Records that describe figures:
########

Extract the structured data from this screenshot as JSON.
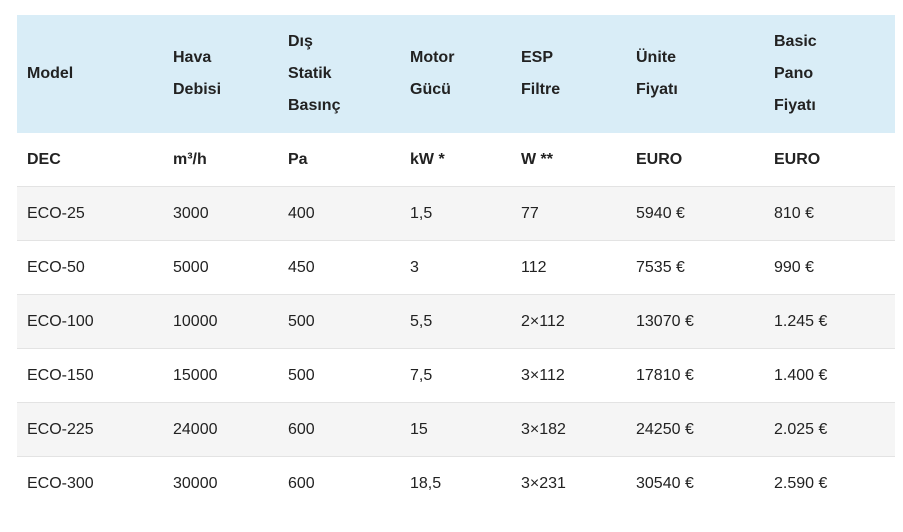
{
  "table": {
    "header": [
      "Model",
      "Hava\nDebisi",
      "Dış\nStatik\nBasınç",
      "Motor\nGücü",
      "ESP\nFiltre",
      "Ünite\nFiyatı",
      "Basic\nPano\nFiyatı"
    ],
    "units": [
      "DEC",
      "m³/h",
      "Pa",
      "kW *",
      "W **",
      "EURO",
      "EURO"
    ],
    "rows": [
      [
        "ECO-25",
        "3000",
        "400",
        "1,5",
        "77",
        "5940 €",
        "810 €"
      ],
      [
        "ECO-50",
        "5000",
        "450",
        "3",
        "112",
        "7535 €",
        "990 €"
      ],
      [
        "ECO-100",
        "10000",
        "500",
        "5,5",
        "2×112",
        "13070 €",
        "1.245 €"
      ],
      [
        "ECO-150",
        "15000",
        "500",
        "7,5",
        "3×112",
        "17810 €",
        "1.400 €"
      ],
      [
        "ECO-225",
        "24000",
        "600",
        "15",
        "3×182",
        "24250 €",
        "2.025 €"
      ],
      [
        "ECO-300",
        "30000",
        "600",
        "18,5",
        "3×231",
        "30540 €",
        "2.590 €"
      ]
    ]
  },
  "colors": {
    "header_bg": "#d9edf7",
    "stripe_bg": "#f5f5f5",
    "row_border": "#e3e3e3",
    "text": "#222222"
  }
}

########

Problem to work on
The records above should be reproduced exactly, with no pictures included.

Task answer
Extract the structured data from this screenshot as JSON.
{
  "table": {
    "header": [
      "Model",
      "Hava\nDebisi",
      "Dış\nStatik\nBasınç",
      "Motor\nGücü",
      "ESP\nFiltre",
      "Ünite\nFiyatı",
      "Basic\nPano\nFiyatı"
    ],
    "units": [
      "DEC",
      "m³/h",
      "Pa",
      "kW *",
      "W **",
      "EURO",
      "EURO"
    ],
    "rows": [
      [
        "ECO-25",
        "3000",
        "400",
        "1,5",
        "77",
        "5940 €",
        "810 €"
      ],
      [
        "ECO-50",
        "5000",
        "450",
        "3",
        "112",
        "7535 €",
        "990 €"
      ],
      [
        "ECO-100",
        "10000",
        "500",
        "5,5",
        "2×112",
        "13070 €",
        "1.245 €"
      ],
      [
        "ECO-150",
        "15000",
        "500",
        "7,5",
        "3×112",
        "17810 €",
        "1.400 €"
      ],
      [
        "ECO-225",
        "24000",
        "600",
        "15",
        "3×182",
        "24250 €",
        "2.025 €"
      ],
      [
        "ECO-300",
        "30000",
        "600",
        "18,5",
        "3×231",
        "30540 €",
        "2.590 €"
      ]
    ]
  },
  "colors": {
    "header_bg": "#d9edf7",
    "stripe_bg": "#f5f5f5",
    "row_border": "#e3e3e3",
    "text": "#222222"
  }
}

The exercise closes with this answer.